### Input for this task
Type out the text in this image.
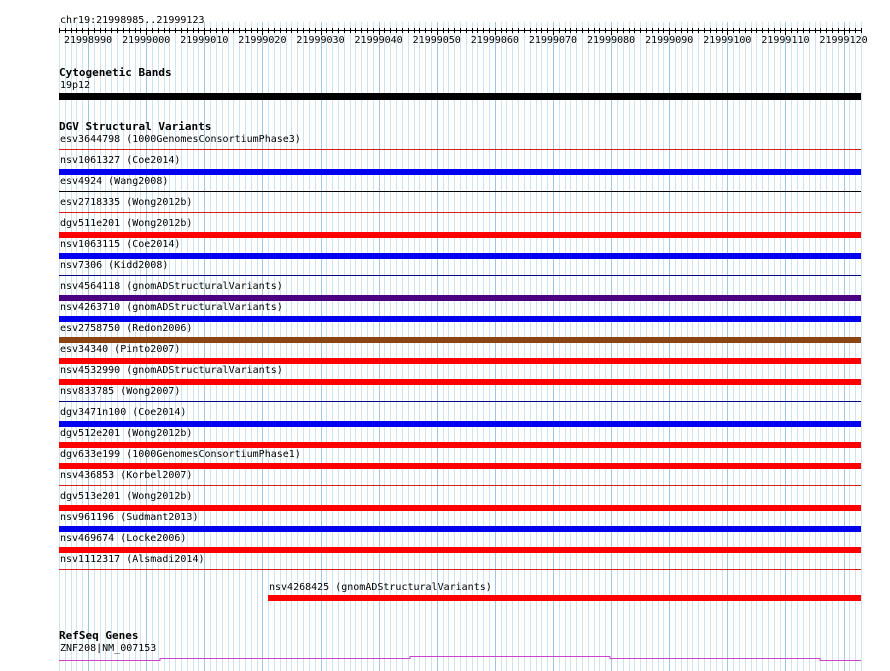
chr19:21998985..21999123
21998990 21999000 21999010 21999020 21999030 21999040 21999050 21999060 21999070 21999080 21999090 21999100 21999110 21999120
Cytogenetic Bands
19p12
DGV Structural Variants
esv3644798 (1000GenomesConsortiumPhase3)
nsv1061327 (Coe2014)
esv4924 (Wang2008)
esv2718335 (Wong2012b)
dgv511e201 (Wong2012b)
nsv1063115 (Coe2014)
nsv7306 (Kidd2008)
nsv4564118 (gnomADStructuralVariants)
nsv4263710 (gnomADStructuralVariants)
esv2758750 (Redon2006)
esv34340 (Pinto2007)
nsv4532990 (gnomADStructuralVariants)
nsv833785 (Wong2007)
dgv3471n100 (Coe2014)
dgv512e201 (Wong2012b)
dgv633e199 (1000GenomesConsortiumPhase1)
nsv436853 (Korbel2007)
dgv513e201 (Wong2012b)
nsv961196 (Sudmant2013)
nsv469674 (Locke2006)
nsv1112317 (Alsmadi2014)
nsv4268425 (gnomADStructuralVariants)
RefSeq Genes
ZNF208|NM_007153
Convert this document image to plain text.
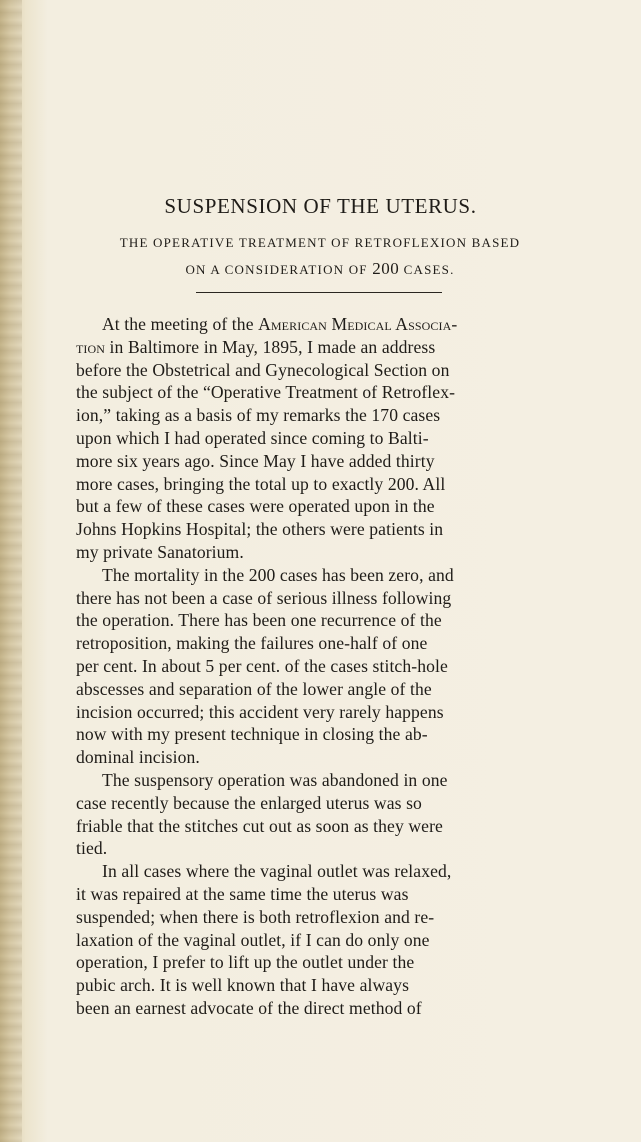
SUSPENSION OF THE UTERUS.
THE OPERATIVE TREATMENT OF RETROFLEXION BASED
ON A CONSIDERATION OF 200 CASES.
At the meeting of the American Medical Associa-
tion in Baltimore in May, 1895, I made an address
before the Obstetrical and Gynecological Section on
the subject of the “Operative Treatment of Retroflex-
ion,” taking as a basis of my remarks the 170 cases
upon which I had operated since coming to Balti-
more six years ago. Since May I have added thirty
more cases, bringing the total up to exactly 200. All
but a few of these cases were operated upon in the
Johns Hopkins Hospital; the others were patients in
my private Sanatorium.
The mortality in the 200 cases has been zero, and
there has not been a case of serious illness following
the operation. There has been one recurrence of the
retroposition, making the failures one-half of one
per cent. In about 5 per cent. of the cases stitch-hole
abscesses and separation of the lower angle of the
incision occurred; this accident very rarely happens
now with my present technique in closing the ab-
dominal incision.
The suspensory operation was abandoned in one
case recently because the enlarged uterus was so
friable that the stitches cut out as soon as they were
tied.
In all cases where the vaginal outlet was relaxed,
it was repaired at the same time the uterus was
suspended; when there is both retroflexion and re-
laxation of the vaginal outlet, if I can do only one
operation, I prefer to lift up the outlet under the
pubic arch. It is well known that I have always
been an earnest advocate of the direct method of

### What is required
Gather each line in the data that holds the string "operated".

### Response to the task
upon which I had operated since coming to Balti-
but a few of these cases were operated upon in the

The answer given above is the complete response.